— Goal —
Pick out the lines below that include the string "your".

— Records provided —
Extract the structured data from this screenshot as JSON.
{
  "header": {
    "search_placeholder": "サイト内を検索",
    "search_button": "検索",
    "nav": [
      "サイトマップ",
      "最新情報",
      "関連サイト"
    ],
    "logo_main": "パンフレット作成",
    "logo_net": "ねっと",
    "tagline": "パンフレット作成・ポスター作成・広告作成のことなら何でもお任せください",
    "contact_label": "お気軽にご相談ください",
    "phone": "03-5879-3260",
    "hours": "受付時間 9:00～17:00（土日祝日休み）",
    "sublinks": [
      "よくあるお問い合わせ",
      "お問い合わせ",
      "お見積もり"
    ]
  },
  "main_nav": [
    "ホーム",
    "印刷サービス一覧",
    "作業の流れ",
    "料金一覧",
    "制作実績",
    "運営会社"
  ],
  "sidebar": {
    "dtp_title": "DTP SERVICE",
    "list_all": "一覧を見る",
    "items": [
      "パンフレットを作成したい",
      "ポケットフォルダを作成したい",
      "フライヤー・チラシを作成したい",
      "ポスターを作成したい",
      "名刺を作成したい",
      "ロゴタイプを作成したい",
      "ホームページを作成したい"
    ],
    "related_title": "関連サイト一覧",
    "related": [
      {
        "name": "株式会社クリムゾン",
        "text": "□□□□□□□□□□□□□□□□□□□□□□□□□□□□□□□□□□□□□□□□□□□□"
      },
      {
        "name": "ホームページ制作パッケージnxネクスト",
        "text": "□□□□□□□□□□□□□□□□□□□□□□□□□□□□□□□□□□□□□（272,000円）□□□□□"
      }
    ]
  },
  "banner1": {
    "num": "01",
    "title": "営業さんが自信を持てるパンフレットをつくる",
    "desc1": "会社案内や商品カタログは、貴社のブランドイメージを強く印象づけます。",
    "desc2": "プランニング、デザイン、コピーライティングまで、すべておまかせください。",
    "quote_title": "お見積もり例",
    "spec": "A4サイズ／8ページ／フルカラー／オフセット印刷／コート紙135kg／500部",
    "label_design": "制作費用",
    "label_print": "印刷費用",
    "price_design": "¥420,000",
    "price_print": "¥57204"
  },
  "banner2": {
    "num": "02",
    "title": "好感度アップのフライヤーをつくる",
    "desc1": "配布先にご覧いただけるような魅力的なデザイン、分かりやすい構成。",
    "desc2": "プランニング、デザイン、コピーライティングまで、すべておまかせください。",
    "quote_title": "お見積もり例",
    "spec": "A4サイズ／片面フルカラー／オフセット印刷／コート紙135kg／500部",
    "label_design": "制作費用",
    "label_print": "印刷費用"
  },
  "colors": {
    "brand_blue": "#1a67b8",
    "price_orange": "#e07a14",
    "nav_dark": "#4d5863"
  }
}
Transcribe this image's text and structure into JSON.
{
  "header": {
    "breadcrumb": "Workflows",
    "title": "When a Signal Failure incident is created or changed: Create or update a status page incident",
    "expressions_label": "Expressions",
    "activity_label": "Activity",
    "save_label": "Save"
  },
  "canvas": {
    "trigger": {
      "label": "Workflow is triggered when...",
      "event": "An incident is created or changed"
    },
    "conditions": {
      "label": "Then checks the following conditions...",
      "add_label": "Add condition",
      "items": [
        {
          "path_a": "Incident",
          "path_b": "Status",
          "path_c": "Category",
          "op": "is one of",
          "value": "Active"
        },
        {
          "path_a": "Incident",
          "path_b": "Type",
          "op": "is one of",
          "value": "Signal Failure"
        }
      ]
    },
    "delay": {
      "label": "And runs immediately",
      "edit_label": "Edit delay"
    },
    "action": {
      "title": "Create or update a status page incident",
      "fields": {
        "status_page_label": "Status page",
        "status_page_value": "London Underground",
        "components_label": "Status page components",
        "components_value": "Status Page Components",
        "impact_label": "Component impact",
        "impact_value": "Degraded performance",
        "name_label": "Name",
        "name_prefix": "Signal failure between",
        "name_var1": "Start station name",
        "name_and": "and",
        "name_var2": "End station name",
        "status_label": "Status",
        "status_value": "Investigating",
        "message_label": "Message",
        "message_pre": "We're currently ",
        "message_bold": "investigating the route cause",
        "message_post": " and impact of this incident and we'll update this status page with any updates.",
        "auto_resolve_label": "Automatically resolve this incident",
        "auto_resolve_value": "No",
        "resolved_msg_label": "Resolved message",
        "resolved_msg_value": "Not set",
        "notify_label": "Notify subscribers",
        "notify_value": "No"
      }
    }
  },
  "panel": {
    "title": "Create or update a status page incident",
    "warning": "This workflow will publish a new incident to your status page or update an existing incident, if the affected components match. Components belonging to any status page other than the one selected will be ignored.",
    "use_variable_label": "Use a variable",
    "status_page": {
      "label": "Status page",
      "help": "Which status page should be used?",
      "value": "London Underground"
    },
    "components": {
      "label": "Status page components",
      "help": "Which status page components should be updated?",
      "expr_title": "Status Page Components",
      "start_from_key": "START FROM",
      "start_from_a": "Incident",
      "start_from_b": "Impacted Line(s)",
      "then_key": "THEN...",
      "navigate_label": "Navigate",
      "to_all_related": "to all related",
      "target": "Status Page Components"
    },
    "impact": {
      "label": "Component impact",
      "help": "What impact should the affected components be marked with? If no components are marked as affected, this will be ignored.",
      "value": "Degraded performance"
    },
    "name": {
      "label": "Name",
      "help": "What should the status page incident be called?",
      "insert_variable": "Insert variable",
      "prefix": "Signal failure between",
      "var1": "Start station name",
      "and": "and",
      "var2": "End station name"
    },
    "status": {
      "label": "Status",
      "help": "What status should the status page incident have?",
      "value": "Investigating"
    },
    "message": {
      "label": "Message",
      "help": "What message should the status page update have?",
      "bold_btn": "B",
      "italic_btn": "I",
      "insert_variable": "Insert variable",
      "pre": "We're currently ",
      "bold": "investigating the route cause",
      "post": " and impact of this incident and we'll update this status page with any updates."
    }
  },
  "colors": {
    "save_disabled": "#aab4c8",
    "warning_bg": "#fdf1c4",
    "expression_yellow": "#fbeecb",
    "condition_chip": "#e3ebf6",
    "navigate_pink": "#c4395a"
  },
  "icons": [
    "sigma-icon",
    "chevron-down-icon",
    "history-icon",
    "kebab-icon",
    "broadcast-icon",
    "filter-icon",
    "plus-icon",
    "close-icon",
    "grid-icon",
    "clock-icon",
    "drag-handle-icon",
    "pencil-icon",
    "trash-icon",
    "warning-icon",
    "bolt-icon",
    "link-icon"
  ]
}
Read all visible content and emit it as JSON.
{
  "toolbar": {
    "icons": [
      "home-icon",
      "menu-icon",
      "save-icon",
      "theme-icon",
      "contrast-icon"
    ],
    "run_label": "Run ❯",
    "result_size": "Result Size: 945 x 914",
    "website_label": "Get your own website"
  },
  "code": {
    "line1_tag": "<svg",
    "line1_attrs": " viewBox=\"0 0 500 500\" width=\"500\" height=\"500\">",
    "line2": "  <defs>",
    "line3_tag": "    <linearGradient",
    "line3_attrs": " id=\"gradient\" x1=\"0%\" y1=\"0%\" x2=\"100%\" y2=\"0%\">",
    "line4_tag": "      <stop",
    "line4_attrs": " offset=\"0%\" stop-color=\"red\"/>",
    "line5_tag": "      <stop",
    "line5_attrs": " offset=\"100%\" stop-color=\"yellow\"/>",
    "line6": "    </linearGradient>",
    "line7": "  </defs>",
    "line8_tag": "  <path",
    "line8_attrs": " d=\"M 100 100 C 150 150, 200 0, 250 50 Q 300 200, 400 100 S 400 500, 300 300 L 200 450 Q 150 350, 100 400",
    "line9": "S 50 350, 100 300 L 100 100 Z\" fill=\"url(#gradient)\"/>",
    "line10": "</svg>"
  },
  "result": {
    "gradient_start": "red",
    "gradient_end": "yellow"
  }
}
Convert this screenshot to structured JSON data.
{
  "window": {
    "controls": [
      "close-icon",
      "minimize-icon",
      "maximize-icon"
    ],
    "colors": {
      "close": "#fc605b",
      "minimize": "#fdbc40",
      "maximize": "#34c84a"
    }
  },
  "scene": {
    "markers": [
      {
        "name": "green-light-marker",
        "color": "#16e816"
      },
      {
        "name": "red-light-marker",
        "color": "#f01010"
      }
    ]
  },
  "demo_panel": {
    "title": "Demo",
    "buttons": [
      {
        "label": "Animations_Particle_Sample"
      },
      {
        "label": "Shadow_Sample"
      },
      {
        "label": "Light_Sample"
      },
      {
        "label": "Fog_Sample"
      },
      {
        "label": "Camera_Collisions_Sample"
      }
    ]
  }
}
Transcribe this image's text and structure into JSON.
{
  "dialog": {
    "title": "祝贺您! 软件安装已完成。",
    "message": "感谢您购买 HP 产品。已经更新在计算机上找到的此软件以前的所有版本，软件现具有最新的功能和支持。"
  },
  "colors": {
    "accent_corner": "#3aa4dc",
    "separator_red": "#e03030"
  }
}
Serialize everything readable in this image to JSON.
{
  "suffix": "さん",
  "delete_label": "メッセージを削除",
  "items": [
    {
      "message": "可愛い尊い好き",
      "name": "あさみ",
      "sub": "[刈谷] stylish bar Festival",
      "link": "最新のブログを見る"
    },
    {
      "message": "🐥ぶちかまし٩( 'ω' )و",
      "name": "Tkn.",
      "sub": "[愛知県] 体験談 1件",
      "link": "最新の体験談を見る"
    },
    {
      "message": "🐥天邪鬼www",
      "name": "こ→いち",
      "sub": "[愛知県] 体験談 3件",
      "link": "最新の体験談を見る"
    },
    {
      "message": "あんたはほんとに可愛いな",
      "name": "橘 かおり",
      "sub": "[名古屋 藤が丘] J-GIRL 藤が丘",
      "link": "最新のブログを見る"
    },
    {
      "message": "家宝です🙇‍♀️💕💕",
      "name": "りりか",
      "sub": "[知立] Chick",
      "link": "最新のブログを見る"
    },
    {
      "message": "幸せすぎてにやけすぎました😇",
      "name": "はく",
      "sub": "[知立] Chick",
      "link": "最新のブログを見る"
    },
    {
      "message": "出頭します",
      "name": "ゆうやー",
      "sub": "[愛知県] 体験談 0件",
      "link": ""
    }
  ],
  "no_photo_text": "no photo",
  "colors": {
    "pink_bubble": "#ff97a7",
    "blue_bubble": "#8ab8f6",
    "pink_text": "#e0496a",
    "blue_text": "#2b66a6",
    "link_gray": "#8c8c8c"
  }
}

— Response to this exercise —
    "warning": "This workflow will publish a new incident to your status page or update an existing incident, if the affected components match. Components belonging to any status page other than the one selected will be ignored.",
    "website_label": "Get your own website"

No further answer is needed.